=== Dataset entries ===
* begin *
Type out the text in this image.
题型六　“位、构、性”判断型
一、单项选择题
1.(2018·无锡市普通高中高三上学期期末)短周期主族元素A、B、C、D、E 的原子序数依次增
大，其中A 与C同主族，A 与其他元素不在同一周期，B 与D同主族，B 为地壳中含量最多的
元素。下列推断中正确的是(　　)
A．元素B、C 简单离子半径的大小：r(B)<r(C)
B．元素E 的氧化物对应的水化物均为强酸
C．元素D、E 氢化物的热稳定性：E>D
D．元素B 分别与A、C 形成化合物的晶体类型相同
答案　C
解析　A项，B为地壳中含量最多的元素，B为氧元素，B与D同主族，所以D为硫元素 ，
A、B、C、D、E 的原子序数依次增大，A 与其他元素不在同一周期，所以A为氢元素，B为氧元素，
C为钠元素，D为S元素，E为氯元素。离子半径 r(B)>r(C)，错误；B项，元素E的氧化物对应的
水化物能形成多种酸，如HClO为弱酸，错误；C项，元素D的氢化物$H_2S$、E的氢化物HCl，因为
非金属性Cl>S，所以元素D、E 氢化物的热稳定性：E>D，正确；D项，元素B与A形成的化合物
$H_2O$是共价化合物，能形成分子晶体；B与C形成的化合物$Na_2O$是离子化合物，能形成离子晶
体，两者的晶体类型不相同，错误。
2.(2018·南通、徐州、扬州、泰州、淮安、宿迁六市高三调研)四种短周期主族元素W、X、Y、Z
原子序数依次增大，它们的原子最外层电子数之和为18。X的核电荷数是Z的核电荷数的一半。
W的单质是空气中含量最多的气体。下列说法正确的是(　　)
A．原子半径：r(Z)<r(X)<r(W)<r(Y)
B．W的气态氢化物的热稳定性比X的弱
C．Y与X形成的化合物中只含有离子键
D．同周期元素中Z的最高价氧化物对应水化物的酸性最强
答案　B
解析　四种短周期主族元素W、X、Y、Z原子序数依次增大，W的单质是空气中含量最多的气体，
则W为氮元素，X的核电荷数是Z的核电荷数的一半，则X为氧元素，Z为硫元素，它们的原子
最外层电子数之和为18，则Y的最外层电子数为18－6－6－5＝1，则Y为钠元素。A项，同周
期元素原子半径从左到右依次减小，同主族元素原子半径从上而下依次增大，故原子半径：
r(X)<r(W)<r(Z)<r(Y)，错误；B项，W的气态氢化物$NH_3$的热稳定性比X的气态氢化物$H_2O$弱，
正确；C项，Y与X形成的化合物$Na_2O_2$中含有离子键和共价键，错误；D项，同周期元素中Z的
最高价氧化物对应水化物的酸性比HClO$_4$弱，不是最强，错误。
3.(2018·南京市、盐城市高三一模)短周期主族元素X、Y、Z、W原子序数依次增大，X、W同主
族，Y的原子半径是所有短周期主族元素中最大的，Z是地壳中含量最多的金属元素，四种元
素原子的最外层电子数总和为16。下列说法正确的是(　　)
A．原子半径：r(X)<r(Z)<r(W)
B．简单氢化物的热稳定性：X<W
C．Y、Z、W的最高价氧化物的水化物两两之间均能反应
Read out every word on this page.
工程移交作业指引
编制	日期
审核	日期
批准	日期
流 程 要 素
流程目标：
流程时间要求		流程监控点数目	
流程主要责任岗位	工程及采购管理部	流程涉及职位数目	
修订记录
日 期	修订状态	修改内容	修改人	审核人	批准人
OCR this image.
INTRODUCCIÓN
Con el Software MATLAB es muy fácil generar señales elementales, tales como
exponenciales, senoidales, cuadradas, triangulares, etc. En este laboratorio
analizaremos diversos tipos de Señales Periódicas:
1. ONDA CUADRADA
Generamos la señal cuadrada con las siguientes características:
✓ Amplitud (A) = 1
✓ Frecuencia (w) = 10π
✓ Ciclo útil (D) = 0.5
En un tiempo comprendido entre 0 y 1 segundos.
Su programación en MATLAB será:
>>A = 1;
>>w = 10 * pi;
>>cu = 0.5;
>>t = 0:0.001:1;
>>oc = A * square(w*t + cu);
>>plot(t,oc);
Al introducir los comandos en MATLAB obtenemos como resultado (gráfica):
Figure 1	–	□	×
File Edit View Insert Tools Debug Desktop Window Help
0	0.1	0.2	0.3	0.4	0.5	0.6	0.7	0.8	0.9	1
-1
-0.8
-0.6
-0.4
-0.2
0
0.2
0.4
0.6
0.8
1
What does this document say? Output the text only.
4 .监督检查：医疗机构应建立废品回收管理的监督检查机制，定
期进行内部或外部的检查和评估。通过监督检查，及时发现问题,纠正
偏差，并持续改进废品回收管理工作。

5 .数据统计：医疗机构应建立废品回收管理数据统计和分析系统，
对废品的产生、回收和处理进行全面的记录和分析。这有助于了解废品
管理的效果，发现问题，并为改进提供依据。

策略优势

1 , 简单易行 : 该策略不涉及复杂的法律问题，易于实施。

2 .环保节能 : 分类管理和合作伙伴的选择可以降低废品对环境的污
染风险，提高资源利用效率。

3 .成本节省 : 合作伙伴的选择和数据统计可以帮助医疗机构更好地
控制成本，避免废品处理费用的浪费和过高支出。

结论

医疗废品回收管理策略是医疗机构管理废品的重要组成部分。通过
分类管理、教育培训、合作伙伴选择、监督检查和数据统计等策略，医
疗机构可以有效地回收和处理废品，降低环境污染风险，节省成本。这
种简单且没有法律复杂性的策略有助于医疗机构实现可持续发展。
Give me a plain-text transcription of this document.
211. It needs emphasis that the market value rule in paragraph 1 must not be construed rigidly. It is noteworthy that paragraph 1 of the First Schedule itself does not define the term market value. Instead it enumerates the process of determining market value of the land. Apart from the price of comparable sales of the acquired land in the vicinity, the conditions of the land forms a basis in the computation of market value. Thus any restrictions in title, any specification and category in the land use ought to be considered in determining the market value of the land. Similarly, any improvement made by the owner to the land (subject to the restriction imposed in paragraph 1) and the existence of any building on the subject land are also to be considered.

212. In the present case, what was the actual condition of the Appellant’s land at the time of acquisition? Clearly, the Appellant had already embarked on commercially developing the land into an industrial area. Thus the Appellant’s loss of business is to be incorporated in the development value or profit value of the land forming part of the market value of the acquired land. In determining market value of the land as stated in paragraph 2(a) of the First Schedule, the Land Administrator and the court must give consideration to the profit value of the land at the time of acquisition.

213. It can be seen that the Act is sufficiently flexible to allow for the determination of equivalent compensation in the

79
* end *
=== WORK TO BE COMPLETED ===
Set down all of the data above, word for word.

=== SOLUTION BELOW ===
Type out the text in this image.
题型六　“位、构、性”判断型
一、单项选择题
1.(2018·无锡市普通高中高三上学期期末)短周期主族元素A、B、C、D、E 的原子序数依次增
大，其中A 与C同主族，A 与其他元素不在同一周期，B 与D同主族，B 为地壳中含量最多的
元素。下列推断中正确的是(　　)
A．元素B、C 简单离子半径的大小：r(B)<r(C)
B．元素E 的氧化物对应的水化物均为强酸
C．元素D、E 氢化物的热稳定性：E>D
D．元素B 分别与A、C 形成化合物的晶体类型相同
答案　C
解析　A项，B为地壳中含量最多的元素，B为氧元素，B与D同主族，所以D为硫元素 ，
A、B、C、D、E 的原子序数依次增大，A 与其他元素不在同一周期，所以A为氢元素，B为氧元素，
C为钠元素，D为S元素，E为氯元素。离子半径 r(B)>r(C)，错误；B项，元素E的氧化物对应的
水化物能形成多种酸，如HClO为弱酸，错误；C项，元素D的氢化物$H_2S$、E的氢化物HCl，因为
非金属性Cl>S，所以元素D、E 氢化物的热稳定性：E>D，正确；D项，元素B与A形成的化合物
$H_2O$是共价化合物，能形成分子晶体；B与C形成的化合物$Na_2O$是离子化合物，能形成离子晶
体，两者的晶体类型不相同，错误。
2.(2018·南通、徐州、扬州、泰州、淮安、宿迁六市高三调研)四种短周期主族元素W、X、Y、Z
原子序数依次增大，它们的原子最外层电子数之和为18。X的核电荷数是Z的核电荷数的一半。
W的单质是空气中含量最多的气体。下列说法正确的是(　　)
A．原子半径：r(Z)<r(X)<r(W)<r(Y)
B．W的气态氢化物的热稳定性比X的弱
C．Y与X形成的化合物中只含有离子键
D．同周期元素中Z的最高价氧化物对应水化物的酸性最强
答案　B
解析　四种短周期主族元素W、X、Y、Z原子序数依次增大，W的单质是空气中含量最多的气体，
则W为氮元素，X的核电荷数是Z的核电荷数的一半，则X为氧元素，Z为硫元素，它们的原子
最外层电子数之和为18，则Y的最外层电子数为18－6－6－5＝1，则Y为钠元素。A项，同周
期元素原子半径从左到右依次减小，同主族元素原子半径从上而下依次增大，故原子半径：
r(X)<r(W)<r(Z)<r(Y)，错误；B项，W的气态氢化物$NH_3$的热稳定性比X的气态氢化物$H_2O$弱，
正确；C项，Y与X形成的化合物$Na_2O_2$中含有离子键和共价键，错误；D项，同周期元素中Z的
最高价氧化物对应水化物的酸性比HClO$_4$弱，不是最强，错误。
3.(2018·南京市、盐城市高三一模)短周期主族元素X、Y、Z、W原子序数依次增大，X、W同主
族，Y的原子半径是所有短周期主族元素中最大的，Z是地壳中含量最多的金属元素，四种元
素原子的最外层电子数总和为16。下列说法正确的是(　　)
A．原子半径：r(X)<r(Z)<r(W)
B．简单氢化物的热稳定性：X<W
C．Y、Z、W的最高价氧化物的水化物两两之间均能反应
Read out every word on this page.
工程移交作业指引
编制	日期
审核	日期
批准	日期
流 程 要 素
流程目标：
流程时间要求		流程监控点数目	
流程主要责任岗位	工程及采购管理部	流程涉及职位数目	
修订记录
日 期	修订状态	修改内容	修改人	审核人	批准人
OCR this image.
INTRODUCCIÓN
Con el Software MATLAB es muy fácil generar señales elementales, tales como
exponenciales, senoidales, cuadradas, triangulares, etc. En este laboratorio
analizaremos diversos tipos de Señales Periódicas:
1. ONDA CUADRADA
Generamos la señal cuadrada con las siguientes características:
✓ Amplitud (A) = 1
✓ Frecuencia (w) = 10π
✓ Ciclo útil (D) = 0.5
En un tiempo comprendido entre 0 y 1 segundos.
Su programación en MATLAB será:
>>A = 1;
>>w = 10 * pi;
>>cu = 0.5;
>>t = 0:0.001:1;
>>oc = A * square(w*t + cu);
>>plot(t,oc);
Al introducir los comandos en MATLAB obtenemos como resultado (gráfica):
Figure 1	–	□	×
File Edit View Insert Tools Debug Desktop Window Help
0	0.1	0.2	0.3	0.4	0.5	0.6	0.7	0.8	0.9	1
-1
-0.8
-0.6
-0.4
-0.2
0
0.2
0.4
0.6
0.8
1
What does this document say? Output the text only.
4 .监督检查：医疗机构应建立废品回收管理的监督检查机制，定
期进行内部或外部的检查和评估。通过监督检查，及时发现问题,纠正
偏差，并持续改进废品回收管理工作。

5 .数据统计：医疗机构应建立废品回收管理数据统计和分析系统，
对废品的产生、回收和处理进行全面的记录和分析。这有助于了解废品
管理的效果，发现问题，并为改进提供依据。

策略优势

1 , 简单易行 : 该策略不涉及复杂的法律问题，易于实施。

2 .环保节能 : 分类管理和合作伙伴的选择可以降低废品对环境的污
染风险，提高资源利用效率。

3 .成本节省 : 合作伙伴的选择和数据统计可以帮助医疗机构更好地
控制成本，避免废品处理费用的浪费和过高支出。

结论

医疗废品回收管理策略是医疗机构管理废品的重要组成部分。通过
分类管理、教育培训、合作伙伴选择、监督检查和数据统计等策略，医
疗机构可以有效地回收和处理废品，降低环境污染风险，节省成本。这
种简单且没有法律复杂性的策略有助于医疗机构实现可持续发展。
Give me a plain-text transcription of this document.
211. It needs emphasis that the market value rule in paragraph 1 must not be construed rigidly. It is noteworthy that paragraph 1 of the First Schedule itself does not define the term market value. Instead it enumerates the process of determining market value of the land. Apart from the price of comparable sales of the acquired land in the vicinity, the conditions of the land forms a basis in the computation of market value. Thus any restrictions in title, any specification and category in the land use ought to be considered in determining the market value of the land. Similarly, any improvement made by the owner to the land (subject to the restriction imposed in paragraph 1) and the existence of any building on the subject land are also to be considered.

212. In the present case, what was the actual condition of the Appellant’s land at the time of acquisition? Clearly, the Appellant had already embarked on commercially developing the land into an industrial area. Thus the Appellant’s loss of business is to be incorporated in the development value or profit value of the land forming part of the market value of the acquired land. In determining market value of the land as stated in paragraph 2(a) of the First Schedule, the Land Administrator and the court must give consideration to the profit value of the land at the time of acquisition.

213. It can be seen that the Act is sufficiently flexible to allow for the determination of equivalent compensation in the

79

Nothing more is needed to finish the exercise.